* _What you are asked to do_:
Omit all images, then return the remaining material exactly as it stands.

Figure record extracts
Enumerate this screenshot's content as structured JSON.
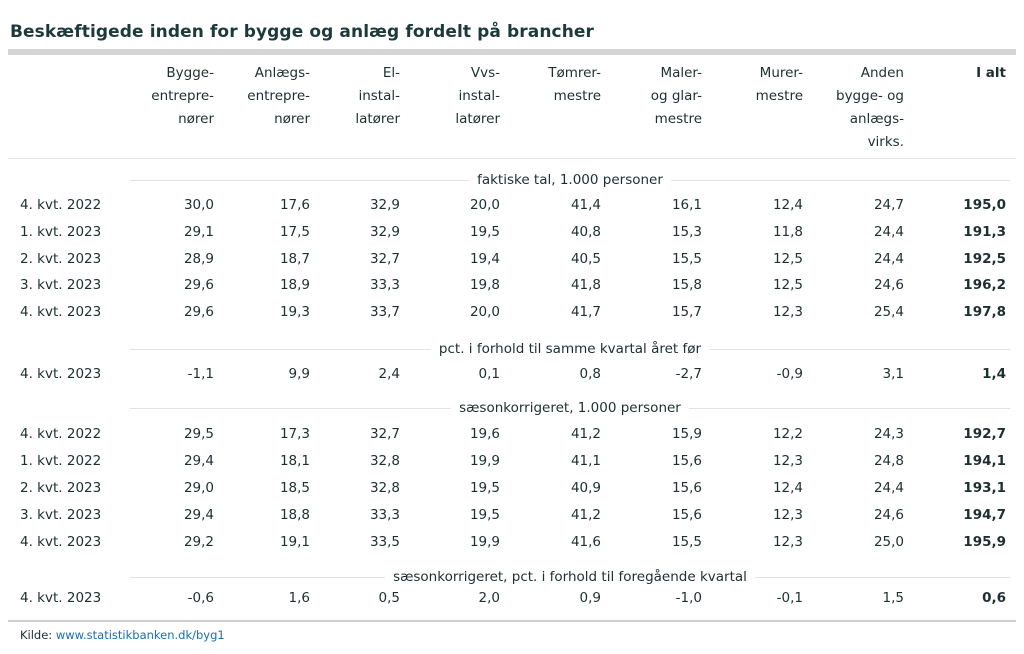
{
  "title": "Beskæftigede inden for bygge og anlæg fordelt på brancher",
  "columns": [
    "Bygge-\nentrepre-\nnører",
    "Anlægs-\nentrepre-\nnører",
    "El-\ninstal-\nlatører",
    "Vvs-\ninstal-\nlatører",
    "Tømrer-\nmestre",
    "Maler-\nog glar-\nmestre",
    "Murer-\nmestre",
    "Anden\nbygge- og\nanlægs-\nvirks.",
    "I alt"
  ],
  "sections": [
    {
      "label": "faktiske tal, 1.000 personer",
      "rows": [
        {
          "period": "4. kvt. 2022",
          "values": [
            "30,0",
            "17,6",
            "32,9",
            "20,0",
            "41,4",
            "16,1",
            "12,4",
            "24,7",
            "195,0"
          ]
        },
        {
          "period": "1. kvt. 2023",
          "values": [
            "29,1",
            "17,5",
            "32,9",
            "19,5",
            "40,8",
            "15,3",
            "11,8",
            "24,4",
            "191,3"
          ]
        },
        {
          "period": "2. kvt. 2023",
          "values": [
            "28,9",
            "18,7",
            "32,7",
            "19,4",
            "40,5",
            "15,5",
            "12,5",
            "24,4",
            "192,5"
          ]
        },
        {
          "period": "3. kvt. 2023",
          "values": [
            "29,6",
            "18,9",
            "33,3",
            "19,8",
            "41,8",
            "15,8",
            "12,5",
            "24,6",
            "196,2"
          ]
        },
        {
          "period": "4. kvt. 2023",
          "values": [
            "29,6",
            "19,3",
            "33,7",
            "20,0",
            "41,7",
            "15,7",
            "12,3",
            "25,4",
            "197,8"
          ]
        }
      ]
    },
    {
      "label": "pct. i forhold til samme kvartal året før",
      "rows": [
        {
          "period": "4. kvt. 2023",
          "values": [
            "-1,1",
            "9,9",
            "2,4",
            "0,1",
            "0,8",
            "-2,7",
            "-0,9",
            "3,1",
            "1,4"
          ]
        }
      ]
    },
    {
      "label": "sæsonkorrigeret, 1.000 personer",
      "rows": [
        {
          "period": "4. kvt. 2022",
          "values": [
            "29,5",
            "17,3",
            "32,7",
            "19,6",
            "41,2",
            "15,9",
            "12,2",
            "24,3",
            "192,7"
          ]
        },
        {
          "period": "1. kvt. 2022",
          "values": [
            "29,4",
            "18,1",
            "32,8",
            "19,9",
            "41,1",
            "15,6",
            "12,3",
            "24,8",
            "194,1"
          ]
        },
        {
          "period": "2. kvt. 2023",
          "values": [
            "29,0",
            "18,5",
            "32,8",
            "19,5",
            "40,9",
            "15,6",
            "12,4",
            "24,4",
            "193,1"
          ]
        },
        {
          "period": "3. kvt. 2023",
          "values": [
            "29,4",
            "18,8",
            "33,3",
            "19,5",
            "41,2",
            "15,6",
            "12,3",
            "24,6",
            "194,7"
          ]
        },
        {
          "period": "4. kvt. 2023",
          "values": [
            "29,2",
            "19,1",
            "33,5",
            "19,9",
            "41,6",
            "15,5",
            "12,3",
            "25,0",
            "195,9"
          ]
        }
      ]
    },
    {
      "label": "sæsonkorrigeret, pct. i forhold til foregående kvartal",
      "rows": [
        {
          "period": "4. kvt. 2023",
          "values": [
            "-0,6",
            "1,6",
            "0,5",
            "2,0",
            "0,9",
            "-1,0",
            "-0,1",
            "1,5",
            "0,6"
          ]
        }
      ]
    }
  ],
  "source": {
    "label": "Kilde: ",
    "link": "www.statistikbanken.dk/byg1"
  }
}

* _Response to the task_:
Enumerate this screenshot's content as structured JSON.
{
  "title": "Beskæftigede inden for bygge og anlæg fordelt på brancher",
  "columns": [
    "Bygge-\nentrepre-\nnører",
    "Anlægs-\nentrepre-\nnører",
    "El-\ninstal-\nlatører",
    "Vvs-\ninstal-\nlatører",
    "Tømrer-\nmestre",
    "Maler-\nog glar-\nmestre",
    "Murer-\nmestre",
    "Anden\nbygge- og\nanlægs-\nvirks.",
    "I alt"
  ],
  "sections": [
    {
      "label": "faktiske tal, 1.000 personer",
      "rows": [
        {
          "period": "4. kvt. 2022",
          "values": [
            "30,0",
            "17,6",
            "32,9",
            "20,0",
            "41,4",
            "16,1",
            "12,4",
            "24,7",
            "195,0"
          ]
        },
        {
          "period": "1. kvt. 2023",
          "values": [
            "29,1",
            "17,5",
            "32,9",
            "19,5",
            "40,8",
            "15,3",
            "11,8",
            "24,4",
            "191,3"
          ]
        },
        {
          "period": "2. kvt. 2023",
          "values": [
            "28,9",
            "18,7",
            "32,7",
            "19,4",
            "40,5",
            "15,5",
            "12,5",
            "24,4",
            "192,5"
          ]
        },
        {
          "period": "3. kvt. 2023",
          "values": [
            "29,6",
            "18,9",
            "33,3",
            "19,8",
            "41,8",
            "15,8",
            "12,5",
            "24,6",
            "196,2"
          ]
        },
        {
          "period": "4. kvt. 2023",
          "values": [
            "29,6",
            "19,3",
            "33,7",
            "20,0",
            "41,7",
            "15,7",
            "12,3",
            "25,4",
            "197,8"
          ]
        }
      ]
    },
    {
      "label": "pct. i forhold til samme kvartal året før",
      "rows": [
        {
          "period": "4. kvt. 2023",
          "values": [
            "-1,1",
            "9,9",
            "2,4",
            "0,1",
            "0,8",
            "-2,7",
            "-0,9",
            "3,1",
            "1,4"
          ]
        }
      ]
    },
    {
      "label": "sæsonkorrigeret, 1.000 personer",
      "rows": [
        {
          "period": "4. kvt. 2022",
          "values": [
            "29,5",
            "17,3",
            "32,7",
            "19,6",
            "41,2",
            "15,9",
            "12,2",
            "24,3",
            "192,7"
          ]
        },
        {
          "period": "1. kvt. 2022",
          "values": [
            "29,4",
            "18,1",
            "32,8",
            "19,9",
            "41,1",
            "15,6",
            "12,3",
            "24,8",
            "194,1"
          ]
        },
        {
          "period": "2. kvt. 2023",
          "values": [
            "29,0",
            "18,5",
            "32,8",
            "19,5",
            "40,9",
            "15,6",
            "12,4",
            "24,4",
            "193,1"
          ]
        },
        {
          "period": "3. kvt. 2023",
          "values": [
            "29,4",
            "18,8",
            "33,3",
            "19,5",
            "41,2",
            "15,6",
            "12,3",
            "24,6",
            "194,7"
          ]
        },
        {
          "period": "4. kvt. 2023",
          "values": [
            "29,2",
            "19,1",
            "33,5",
            "19,9",
            "41,6",
            "15,5",
            "12,3",
            "25,0",
            "195,9"
          ]
        }
      ]
    },
    {
      "label": "sæsonkorrigeret, pct. i forhold til foregående kvartal",
      "rows": [
        {
          "period": "4. kvt. 2023",
          "values": [
            "-0,6",
            "1,6",
            "0,5",
            "2,0",
            "0,9",
            "-1,0",
            "-0,1",
            "1,5",
            "0,6"
          ]
        }
      ]
    }
  ],
  "source": {
    "label": "Kilde: ",
    "link": "www.statistikbanken.dk/byg1"
  }
}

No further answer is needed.